What is required: Write out all of the data without omission, exactly as shown.

Supplied material:
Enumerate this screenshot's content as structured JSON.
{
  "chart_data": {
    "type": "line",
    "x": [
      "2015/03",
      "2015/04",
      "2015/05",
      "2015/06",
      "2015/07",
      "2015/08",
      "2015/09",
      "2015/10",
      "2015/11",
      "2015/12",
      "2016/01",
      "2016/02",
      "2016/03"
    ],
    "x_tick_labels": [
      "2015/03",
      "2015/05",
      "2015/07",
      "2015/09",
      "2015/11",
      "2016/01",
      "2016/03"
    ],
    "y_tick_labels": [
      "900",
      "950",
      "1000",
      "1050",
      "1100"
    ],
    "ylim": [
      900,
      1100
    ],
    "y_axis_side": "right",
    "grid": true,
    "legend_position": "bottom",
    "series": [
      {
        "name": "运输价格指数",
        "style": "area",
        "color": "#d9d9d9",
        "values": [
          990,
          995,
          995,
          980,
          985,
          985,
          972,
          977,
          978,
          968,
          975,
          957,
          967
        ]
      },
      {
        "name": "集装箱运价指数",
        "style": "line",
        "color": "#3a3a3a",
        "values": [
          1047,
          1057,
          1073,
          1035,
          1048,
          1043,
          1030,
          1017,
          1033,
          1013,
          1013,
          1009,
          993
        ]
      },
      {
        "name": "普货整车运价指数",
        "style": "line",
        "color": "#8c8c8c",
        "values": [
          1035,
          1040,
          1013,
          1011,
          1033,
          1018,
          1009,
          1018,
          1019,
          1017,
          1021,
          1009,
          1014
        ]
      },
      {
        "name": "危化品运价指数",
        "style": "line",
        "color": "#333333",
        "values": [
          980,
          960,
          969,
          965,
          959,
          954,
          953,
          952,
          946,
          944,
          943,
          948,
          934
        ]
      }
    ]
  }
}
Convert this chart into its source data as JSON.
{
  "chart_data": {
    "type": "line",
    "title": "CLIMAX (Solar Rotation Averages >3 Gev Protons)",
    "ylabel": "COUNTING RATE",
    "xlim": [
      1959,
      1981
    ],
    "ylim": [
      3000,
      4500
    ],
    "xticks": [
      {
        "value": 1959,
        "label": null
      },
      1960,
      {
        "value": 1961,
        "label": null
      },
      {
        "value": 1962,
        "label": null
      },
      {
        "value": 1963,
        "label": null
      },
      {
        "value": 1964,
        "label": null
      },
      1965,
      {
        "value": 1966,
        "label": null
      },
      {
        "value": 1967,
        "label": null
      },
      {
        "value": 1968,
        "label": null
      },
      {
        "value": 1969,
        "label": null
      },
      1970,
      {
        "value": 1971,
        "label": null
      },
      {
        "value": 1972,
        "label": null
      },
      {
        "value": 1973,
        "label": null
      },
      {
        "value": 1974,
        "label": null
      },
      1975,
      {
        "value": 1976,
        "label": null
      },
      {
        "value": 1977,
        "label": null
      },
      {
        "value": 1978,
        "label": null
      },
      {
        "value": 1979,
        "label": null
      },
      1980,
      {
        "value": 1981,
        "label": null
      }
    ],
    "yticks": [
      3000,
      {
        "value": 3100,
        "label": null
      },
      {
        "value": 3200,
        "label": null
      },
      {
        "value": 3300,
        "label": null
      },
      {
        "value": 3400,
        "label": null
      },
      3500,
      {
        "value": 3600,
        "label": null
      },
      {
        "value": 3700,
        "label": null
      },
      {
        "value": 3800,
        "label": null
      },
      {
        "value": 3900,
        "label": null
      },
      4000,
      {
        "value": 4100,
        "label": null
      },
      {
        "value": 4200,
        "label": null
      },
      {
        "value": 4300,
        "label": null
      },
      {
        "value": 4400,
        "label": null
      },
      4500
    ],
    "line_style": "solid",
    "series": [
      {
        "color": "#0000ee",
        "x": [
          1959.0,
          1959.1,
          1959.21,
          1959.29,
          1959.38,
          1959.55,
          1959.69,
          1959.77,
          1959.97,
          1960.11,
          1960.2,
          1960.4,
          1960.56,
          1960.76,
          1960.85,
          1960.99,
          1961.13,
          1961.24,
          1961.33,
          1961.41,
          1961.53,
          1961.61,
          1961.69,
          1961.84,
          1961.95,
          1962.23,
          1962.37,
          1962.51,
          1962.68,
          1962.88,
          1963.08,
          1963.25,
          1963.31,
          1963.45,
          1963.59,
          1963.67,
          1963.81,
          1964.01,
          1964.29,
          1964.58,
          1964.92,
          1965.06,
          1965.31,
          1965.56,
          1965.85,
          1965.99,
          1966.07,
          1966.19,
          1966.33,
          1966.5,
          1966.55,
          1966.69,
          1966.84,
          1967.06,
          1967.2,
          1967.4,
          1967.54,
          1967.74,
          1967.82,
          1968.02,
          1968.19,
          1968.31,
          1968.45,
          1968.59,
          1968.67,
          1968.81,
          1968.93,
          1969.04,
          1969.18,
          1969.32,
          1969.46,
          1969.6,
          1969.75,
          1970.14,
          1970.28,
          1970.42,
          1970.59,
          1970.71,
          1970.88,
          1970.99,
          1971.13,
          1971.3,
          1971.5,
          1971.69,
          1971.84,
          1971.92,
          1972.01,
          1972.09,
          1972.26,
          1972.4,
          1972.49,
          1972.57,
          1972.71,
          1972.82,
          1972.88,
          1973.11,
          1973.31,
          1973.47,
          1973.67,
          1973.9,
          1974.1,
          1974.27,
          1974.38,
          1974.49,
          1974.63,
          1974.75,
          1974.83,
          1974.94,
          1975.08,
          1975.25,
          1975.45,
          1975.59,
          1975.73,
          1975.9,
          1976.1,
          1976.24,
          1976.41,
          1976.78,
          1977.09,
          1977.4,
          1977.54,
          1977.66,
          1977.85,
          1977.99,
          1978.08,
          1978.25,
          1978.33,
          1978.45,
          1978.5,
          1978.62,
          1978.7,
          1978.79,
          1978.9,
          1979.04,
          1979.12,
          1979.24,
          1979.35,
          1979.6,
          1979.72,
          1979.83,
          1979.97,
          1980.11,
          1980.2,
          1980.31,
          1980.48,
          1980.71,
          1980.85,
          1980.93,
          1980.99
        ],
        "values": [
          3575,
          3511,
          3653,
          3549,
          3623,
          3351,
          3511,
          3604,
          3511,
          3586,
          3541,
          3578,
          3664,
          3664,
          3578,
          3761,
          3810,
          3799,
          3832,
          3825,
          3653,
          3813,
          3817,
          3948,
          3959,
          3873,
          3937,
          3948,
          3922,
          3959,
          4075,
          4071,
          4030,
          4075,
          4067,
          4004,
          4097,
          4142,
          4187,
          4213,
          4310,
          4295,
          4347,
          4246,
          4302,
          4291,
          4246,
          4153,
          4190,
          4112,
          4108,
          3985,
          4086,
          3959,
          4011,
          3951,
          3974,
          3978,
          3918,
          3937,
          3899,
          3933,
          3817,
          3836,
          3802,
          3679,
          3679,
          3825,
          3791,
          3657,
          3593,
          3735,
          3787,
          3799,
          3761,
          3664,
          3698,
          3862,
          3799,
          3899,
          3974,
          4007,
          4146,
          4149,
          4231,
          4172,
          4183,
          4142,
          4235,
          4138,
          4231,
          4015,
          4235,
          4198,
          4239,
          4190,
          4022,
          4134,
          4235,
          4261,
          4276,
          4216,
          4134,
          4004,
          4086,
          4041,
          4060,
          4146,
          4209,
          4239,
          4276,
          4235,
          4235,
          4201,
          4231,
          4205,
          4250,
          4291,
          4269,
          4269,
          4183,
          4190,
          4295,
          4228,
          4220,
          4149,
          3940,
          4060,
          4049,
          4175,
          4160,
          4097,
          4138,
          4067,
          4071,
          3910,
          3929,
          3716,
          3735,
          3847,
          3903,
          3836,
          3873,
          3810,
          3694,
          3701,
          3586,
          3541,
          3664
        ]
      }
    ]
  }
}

Task answer:
Enumerate this screenshot's content as structured JSON.
{
  "chart_data": {
    "type": "line",
    "x": [
      "2015/03",
      "2015/04",
      "2015/05",
      "2015/06",
      "2015/07",
      "2015/08",
      "2015/09",
      "2015/10",
      "2015/11",
      "2015/12",
      "2016/01",
      "2016/02",
      "2016/03"
    ],
    "x_tick_labels": [
      "2015/03",
      "2015/05",
      "2015/07",
      "2015/09",
      "2015/11",
      "2016/01",
      "2016/03"
    ],
    "y_tick_labels": [
      "900",
      "950",
      "1000",
      "1050",
      "1100"
    ],
    "ylim": [
      900,
      1100
    ],
    "y_axis_side": "right",
    "grid": true,
    "legend_position": "bottom",
    "series": [
      {
        "name": "运输价格指数",
        "style": "area",
        "color": "#d9d9d9",
        "values": [
          990,
          995,
          995,
          980,
          985,
          985,
          972,
          977,
          978,
          968,
          975,
          957,
          967
        ]
      },
      {
        "name": "集装箱运价指数",
        "style": "line",
        "color": "#3a3a3a",
        "values": [
          1047,
          1057,
          1073,
          1035,
          1048,
          1043,
          1030,
          1017,
          1033,
          1013,
          1013,
          1009,
          993
        ]
      },
      {
        "name": "普货整车运价指数",
        "style": "line",
        "color": "#8c8c8c",
        "values": [
          1035,
          1040,
          1013,
          1011,
          1033,
          1018,
          1009,
          1018,
          1019,
          1017,
          1021,
          1009,
          1014
        ]
      },
      {
        "name": "危化品运价指数",
        "style": "line",
        "color": "#333333",
        "values": [
          980,
          960,
          969,
          965,
          959,
          954,
          953,
          952,
          946,
          944,
          943,
          948,
          934
        ]
      }
    ]
  }
}
Convert this chart into its source data as JSON.
{
  "chart_data": {
    "type": "line",
    "title": "CLIMAX (Solar Rotation Averages >3 Gev Protons)",
    "ylabel": "COUNTING RATE",
    "xlim": [
      1959,
      1981
    ],
    "ylim": [
      3000,
      4500
    ],
    "xticks": [
      {
        "value": 1959,
        "label": null
      },
      1960,
      {
        "value": 1961,
        "label": null
      },
      {
        "value": 1962,
        "label": null
      },
      {
        "value": 1963,
        "label": null
      },
      {
        "value": 1964,
        "label": null
      },
      1965,
      {
        "value": 1966,
        "label": null
      },
      {
        "value": 1967,
        "label": null
      },
      {
        "value": 1968,
        "label": null
      },
      {
        "value": 1969,
        "label": null
      },
      1970,
      {
        "value": 1971,
        "label": null
      },
      {
        "value": 1972,
        "label": null
      },
      {
        "value": 1973,
        "label": null
      },
      {
        "value": 1974,
        "label": null
      },
      1975,
      {
        "value": 1976,
        "label": null
      },
      {
        "value": 1977,
        "label": null
      },
      {
        "value": 1978,
        "label": null
      },
      {
        "value": 1979,
        "label": null
      },
      1980,
      {
        "value": 1981,
        "label": null
      }
    ],
    "yticks": [
      3000,
      {
        "value": 3100,
        "label": null
      },
      {
        "value": 3200,
        "label": null
      },
      {
        "value": 3300,
        "label": null
      },
      {
        "value": 3400,
        "label": null
      },
      3500,
      {
        "value": 3600,
        "label": null
      },
      {
        "value": 3700,
        "label": null
      },
      {
        "value": 3800,
        "label": null
      },
      {
        "value": 3900,
        "label": null
      },
      4000,
      {
        "value": 4100,
        "label": null
      },
      {
        "value": 4200,
        "label": null
      },
      {
        "value": 4300,
        "label": null
      },
      {
        "value": 4400,
        "label": null
      },
      4500
    ],
    "line_style": "solid",
    "series": [
      {
        "color": "#0000ee",
        "x": [
          1959.0,
          1959.1,
          1959.21,
          1959.29,
          1959.38,
          1959.55,
          1959.69,
          1959.77,
          1959.97,
          1960.11,
          1960.2,
          1960.4,
          1960.56,
          1960.76,
          1960.85,
          1960.99,
          1961.13,
          1961.24,
          1961.33,
          1961.41,
          1961.53,
          1961.61,
          1961.69,
          1961.84,
          1961.95,
          1962.23,
          1962.37,
          1962.51,
          1962.68,
          1962.88,
          1963.08,
          1963.25,
          1963.31,
          1963.45,
          1963.59,
          1963.67,
          1963.81,
          1964.01,
          1964.29,
          1964.58,
          1964.92,
          1965.06,
          1965.31,
          1965.56,
          1965.85,
          1965.99,
          1966.07,
          1966.19,
          1966.33,
          1966.5,
          1966.55,
          1966.69,
          1966.84,
          1967.06,
          1967.2,
          1967.4,
          1967.54,
          1967.74,
          1967.82,
          1968.02,
          1968.19,
          1968.31,
          1968.45,
          1968.59,
          1968.67,
          1968.81,
          1968.93,
          1969.04,
          1969.18,
          1969.32,
          1969.46,
          1969.6,
          1969.75,
          1970.14,
          1970.28,
          1970.42,
          1970.59,
          1970.71,
          1970.88,
          1970.99,
          1971.13,
          1971.3,
          1971.5,
          1971.69,
          1971.84,
          1971.92,
          1972.01,
          1972.09,
          1972.26,
          1972.4,
          1972.49,
          1972.57,
          1972.71,
          1972.82,
          1972.88,
          1973.11,
          1973.31,
          1973.47,
          1973.67,
          1973.9,
          1974.1,
          1974.27,
          1974.38,
          1974.49,
          1974.63,
          1974.75,
          1974.83,
          1974.94,
          1975.08,
          1975.25,
          1975.45,
          1975.59,
          1975.73,
          1975.9,
          1976.1,
          1976.24,
          1976.41,
          1976.78,
          1977.09,
          1977.4,
          1977.54,
          1977.66,
          1977.85,
          1977.99,
          1978.08,
          1978.25,
          1978.33,
          1978.45,
          1978.5,
          1978.62,
          1978.7,
          1978.79,
          1978.9,
          1979.04,
          1979.12,
          1979.24,
          1979.35,
          1979.6,
          1979.72,
          1979.83,
          1979.97,
          1980.11,
          1980.2,
          1980.31,
          1980.48,
          1980.71,
          1980.85,
          1980.93,
          1980.99
        ],
        "values": [
          3575,
          3511,
          3653,
          3549,
          3623,
          3351,
          3511,
          3604,
          3511,
          3586,
          3541,
          3578,
          3664,
          3664,
          3578,
          3761,
          3810,
          3799,
          3832,
          3825,
          3653,
          3813,
          3817,
          3948,
          3959,
          3873,
          3937,
          3948,
          3922,
          3959,
          4075,
          4071,
          4030,
          4075,
          4067,
          4004,
          4097,
          4142,
          4187,
          4213,
          4310,
          4295,
          4347,
          4246,
          4302,
          4291,
          4246,
          4153,
          4190,
          4112,
          4108,
          3985,
          4086,
          3959,
          4011,
          3951,
          3974,
          3978,
          3918,
          3937,
          3899,
          3933,
          3817,
          3836,
          3802,
          3679,
          3679,
          3825,
          3791,
          3657,
          3593,
          3735,
          3787,
          3799,
          3761,
          3664,
          3698,
          3862,
          3799,
          3899,
          3974,
          4007,
          4146,
          4149,
          4231,
          4172,
          4183,
          4142,
          4235,
          4138,
          4231,
          4015,
          4235,
          4198,
          4239,
          4190,
          4022,
          4134,
          4235,
          4261,
          4276,
          4216,
          4134,
          4004,
          4086,
          4041,
          4060,
          4146,
          4209,
          4239,
          4276,
          4235,
          4235,
          4201,
          4231,
          4205,
          4250,
          4291,
          4269,
          4269,
          4183,
          4190,
          4295,
          4228,
          4220,
          4149,
          3940,
          4060,
          4049,
          4175,
          4160,
          4097,
          4138,
          4067,
          4071,
          3910,
          3929,
          3716,
          3735,
          3847,
          3903,
          3836,
          3873,
          3810,
          3694,
          3701,
          3586,
          3541,
          3664
        ]
      }
    ]
  }
}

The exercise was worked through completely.